- _Supplied records_
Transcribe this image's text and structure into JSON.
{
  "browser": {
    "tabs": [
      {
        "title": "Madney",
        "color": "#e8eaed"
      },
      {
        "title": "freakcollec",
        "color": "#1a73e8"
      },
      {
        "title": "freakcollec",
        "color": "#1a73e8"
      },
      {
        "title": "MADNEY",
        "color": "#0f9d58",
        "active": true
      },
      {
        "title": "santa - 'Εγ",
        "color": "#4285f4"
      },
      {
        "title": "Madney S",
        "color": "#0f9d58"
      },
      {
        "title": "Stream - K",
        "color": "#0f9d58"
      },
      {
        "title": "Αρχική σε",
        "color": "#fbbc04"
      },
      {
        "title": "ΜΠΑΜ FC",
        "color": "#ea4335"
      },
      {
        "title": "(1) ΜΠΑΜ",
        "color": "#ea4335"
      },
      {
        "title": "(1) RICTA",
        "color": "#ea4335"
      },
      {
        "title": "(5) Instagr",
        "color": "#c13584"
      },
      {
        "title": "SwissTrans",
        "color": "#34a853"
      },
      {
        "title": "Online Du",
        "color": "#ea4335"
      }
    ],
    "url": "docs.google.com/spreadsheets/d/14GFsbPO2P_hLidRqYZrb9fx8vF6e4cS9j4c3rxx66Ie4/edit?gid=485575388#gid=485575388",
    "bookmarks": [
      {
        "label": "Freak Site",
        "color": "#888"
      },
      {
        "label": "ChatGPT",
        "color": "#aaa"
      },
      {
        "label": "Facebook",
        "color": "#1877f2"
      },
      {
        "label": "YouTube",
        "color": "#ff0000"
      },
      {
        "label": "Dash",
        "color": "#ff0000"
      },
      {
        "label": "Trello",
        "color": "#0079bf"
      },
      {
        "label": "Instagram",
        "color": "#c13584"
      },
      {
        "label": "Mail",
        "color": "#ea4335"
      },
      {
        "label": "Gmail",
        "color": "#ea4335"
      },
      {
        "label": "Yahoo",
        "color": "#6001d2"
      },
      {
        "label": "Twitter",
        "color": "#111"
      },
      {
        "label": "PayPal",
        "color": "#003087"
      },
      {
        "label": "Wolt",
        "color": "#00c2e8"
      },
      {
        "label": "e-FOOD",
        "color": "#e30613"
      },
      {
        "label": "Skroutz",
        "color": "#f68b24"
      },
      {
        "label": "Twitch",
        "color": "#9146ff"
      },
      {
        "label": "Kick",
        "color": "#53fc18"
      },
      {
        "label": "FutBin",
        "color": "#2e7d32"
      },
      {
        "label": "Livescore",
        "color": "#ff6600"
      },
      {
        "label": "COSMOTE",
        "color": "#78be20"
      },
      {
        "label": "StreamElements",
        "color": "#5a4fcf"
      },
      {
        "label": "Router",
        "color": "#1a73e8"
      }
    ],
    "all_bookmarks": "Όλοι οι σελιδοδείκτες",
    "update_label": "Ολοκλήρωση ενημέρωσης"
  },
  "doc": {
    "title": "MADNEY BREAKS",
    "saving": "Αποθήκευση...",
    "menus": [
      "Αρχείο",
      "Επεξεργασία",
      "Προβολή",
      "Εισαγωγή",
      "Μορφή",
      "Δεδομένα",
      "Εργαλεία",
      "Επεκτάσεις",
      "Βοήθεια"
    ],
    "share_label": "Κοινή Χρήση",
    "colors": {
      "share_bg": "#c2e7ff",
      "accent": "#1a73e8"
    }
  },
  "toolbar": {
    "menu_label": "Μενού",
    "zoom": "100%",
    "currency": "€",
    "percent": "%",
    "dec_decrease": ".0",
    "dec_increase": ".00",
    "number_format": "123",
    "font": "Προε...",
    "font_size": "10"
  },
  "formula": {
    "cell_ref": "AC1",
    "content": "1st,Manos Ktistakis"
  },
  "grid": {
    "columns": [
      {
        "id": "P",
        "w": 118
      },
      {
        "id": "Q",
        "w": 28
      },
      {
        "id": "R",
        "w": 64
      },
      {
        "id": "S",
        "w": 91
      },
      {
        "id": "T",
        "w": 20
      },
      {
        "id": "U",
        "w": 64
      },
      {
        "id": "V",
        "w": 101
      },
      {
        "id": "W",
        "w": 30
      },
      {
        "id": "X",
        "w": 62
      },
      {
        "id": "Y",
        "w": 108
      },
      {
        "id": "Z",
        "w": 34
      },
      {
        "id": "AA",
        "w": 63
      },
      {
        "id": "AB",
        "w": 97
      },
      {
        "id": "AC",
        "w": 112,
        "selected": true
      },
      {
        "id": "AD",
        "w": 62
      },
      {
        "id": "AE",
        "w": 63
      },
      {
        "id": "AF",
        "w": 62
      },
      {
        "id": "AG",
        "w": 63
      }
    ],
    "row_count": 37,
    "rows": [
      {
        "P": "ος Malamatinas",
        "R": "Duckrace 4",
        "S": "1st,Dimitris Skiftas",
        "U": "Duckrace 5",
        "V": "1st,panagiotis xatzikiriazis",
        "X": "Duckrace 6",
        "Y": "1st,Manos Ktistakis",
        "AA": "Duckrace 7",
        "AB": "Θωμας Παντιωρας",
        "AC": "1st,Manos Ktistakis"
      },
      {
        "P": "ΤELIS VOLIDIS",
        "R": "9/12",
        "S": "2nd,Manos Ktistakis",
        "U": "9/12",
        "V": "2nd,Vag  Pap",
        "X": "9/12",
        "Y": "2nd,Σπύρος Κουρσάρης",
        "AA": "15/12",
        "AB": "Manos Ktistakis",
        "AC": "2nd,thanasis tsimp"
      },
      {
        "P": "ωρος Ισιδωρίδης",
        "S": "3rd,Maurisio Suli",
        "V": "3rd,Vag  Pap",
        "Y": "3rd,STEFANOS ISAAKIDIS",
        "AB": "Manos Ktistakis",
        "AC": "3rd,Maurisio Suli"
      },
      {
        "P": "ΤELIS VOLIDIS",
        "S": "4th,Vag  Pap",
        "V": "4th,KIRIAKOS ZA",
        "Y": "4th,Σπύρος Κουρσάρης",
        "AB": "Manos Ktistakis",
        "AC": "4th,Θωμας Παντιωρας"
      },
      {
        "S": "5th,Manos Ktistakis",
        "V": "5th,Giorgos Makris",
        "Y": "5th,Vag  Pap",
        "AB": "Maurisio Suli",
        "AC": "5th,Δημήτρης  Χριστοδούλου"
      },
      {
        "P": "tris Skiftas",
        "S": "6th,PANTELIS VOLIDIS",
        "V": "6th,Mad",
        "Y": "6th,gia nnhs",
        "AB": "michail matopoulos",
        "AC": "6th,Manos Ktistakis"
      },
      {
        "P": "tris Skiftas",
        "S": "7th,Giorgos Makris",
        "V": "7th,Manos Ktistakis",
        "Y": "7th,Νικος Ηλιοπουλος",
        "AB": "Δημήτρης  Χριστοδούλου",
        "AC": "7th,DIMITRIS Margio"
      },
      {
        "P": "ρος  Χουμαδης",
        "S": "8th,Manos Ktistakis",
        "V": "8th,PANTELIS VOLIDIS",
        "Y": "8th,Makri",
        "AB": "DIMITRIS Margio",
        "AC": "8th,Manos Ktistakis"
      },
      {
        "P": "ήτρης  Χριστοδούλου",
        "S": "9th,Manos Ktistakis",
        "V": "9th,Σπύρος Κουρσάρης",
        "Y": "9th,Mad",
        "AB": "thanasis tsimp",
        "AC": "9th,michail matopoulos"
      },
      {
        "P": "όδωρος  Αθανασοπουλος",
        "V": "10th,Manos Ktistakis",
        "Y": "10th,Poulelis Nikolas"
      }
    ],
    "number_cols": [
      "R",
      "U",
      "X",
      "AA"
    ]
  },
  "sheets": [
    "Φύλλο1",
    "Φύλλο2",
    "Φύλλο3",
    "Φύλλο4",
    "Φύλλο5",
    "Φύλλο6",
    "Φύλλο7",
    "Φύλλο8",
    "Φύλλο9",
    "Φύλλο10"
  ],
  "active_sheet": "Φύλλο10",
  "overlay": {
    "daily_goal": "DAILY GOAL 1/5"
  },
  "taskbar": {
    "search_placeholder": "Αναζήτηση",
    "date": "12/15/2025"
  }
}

- _Exercise aim_
Pick out each line above that includes "Χριστοδούλου" and show it.

- _Result below_
        "AC": "5th,Δημήτρης  Χριστοδούλου"
        "AB": "Δημήτρης  Χριστοδούλου",
        "P": "ήτρης  Χριστοδούλου",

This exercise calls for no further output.